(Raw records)
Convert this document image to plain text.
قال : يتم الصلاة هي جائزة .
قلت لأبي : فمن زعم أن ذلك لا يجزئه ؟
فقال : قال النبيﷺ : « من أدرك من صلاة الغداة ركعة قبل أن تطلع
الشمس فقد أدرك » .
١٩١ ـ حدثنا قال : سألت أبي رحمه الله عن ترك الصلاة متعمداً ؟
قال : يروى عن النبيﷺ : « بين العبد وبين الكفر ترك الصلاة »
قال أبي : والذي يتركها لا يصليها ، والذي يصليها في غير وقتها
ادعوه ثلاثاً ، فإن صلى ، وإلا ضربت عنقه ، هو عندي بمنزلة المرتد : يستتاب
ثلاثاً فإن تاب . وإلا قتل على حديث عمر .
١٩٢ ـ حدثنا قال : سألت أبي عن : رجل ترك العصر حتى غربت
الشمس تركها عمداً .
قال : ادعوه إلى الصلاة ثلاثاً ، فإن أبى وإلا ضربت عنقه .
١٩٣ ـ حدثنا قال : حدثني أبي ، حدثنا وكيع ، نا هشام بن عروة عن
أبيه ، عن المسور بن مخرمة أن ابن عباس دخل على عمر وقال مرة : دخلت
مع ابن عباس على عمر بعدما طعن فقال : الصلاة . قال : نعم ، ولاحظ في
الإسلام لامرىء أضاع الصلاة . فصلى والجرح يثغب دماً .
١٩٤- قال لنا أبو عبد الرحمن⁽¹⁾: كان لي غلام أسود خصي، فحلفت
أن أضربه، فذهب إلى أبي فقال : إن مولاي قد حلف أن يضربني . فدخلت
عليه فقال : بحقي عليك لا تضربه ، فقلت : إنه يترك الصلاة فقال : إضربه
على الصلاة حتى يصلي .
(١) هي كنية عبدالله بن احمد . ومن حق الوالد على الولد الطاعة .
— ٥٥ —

Task goal |
Quote the listing in full, please, keeping every line exact.

Answer in full |
Convert this document image to plain text.
قال : يتم الصلاة هي جائزة .
قلت لأبي : فمن زعم أن ذلك لا يجزئه ؟
فقال : قال النبيﷺ : « من أدرك من صلاة الغداة ركعة قبل أن تطلع
الشمس فقد أدرك » .
١٩١ ـ حدثنا قال : سألت أبي رحمه الله عن ترك الصلاة متعمداً ؟
قال : يروى عن النبيﷺ : « بين العبد وبين الكفر ترك الصلاة »
قال أبي : والذي يتركها لا يصليها ، والذي يصليها في غير وقتها
ادعوه ثلاثاً ، فإن صلى ، وإلا ضربت عنقه ، هو عندي بمنزلة المرتد : يستتاب
ثلاثاً فإن تاب . وإلا قتل على حديث عمر .
١٩٢ ـ حدثنا قال : سألت أبي عن : رجل ترك العصر حتى غربت
الشمس تركها عمداً .
قال : ادعوه إلى الصلاة ثلاثاً ، فإن أبى وإلا ضربت عنقه .
١٩٣ ـ حدثنا قال : حدثني أبي ، حدثنا وكيع ، نا هشام بن عروة عن
أبيه ، عن المسور بن مخرمة أن ابن عباس دخل على عمر وقال مرة : دخلت
مع ابن عباس على عمر بعدما طعن فقال : الصلاة . قال : نعم ، ولاحظ في
الإسلام لامرىء أضاع الصلاة . فصلى والجرح يثغب دماً .
١٩٤- قال لنا أبو عبد الرحمن⁽¹⁾: كان لي غلام أسود خصي، فحلفت
أن أضربه، فذهب إلى أبي فقال : إن مولاي قد حلف أن يضربني . فدخلت
عليه فقال : بحقي عليك لا تضربه ، فقلت : إنه يترك الصلاة فقال : إضربه
على الصلاة حتى يصلي .
(١) هي كنية عبدالله بن احمد . ومن حق الوالد على الولد الطاعة .
— ٥٥ —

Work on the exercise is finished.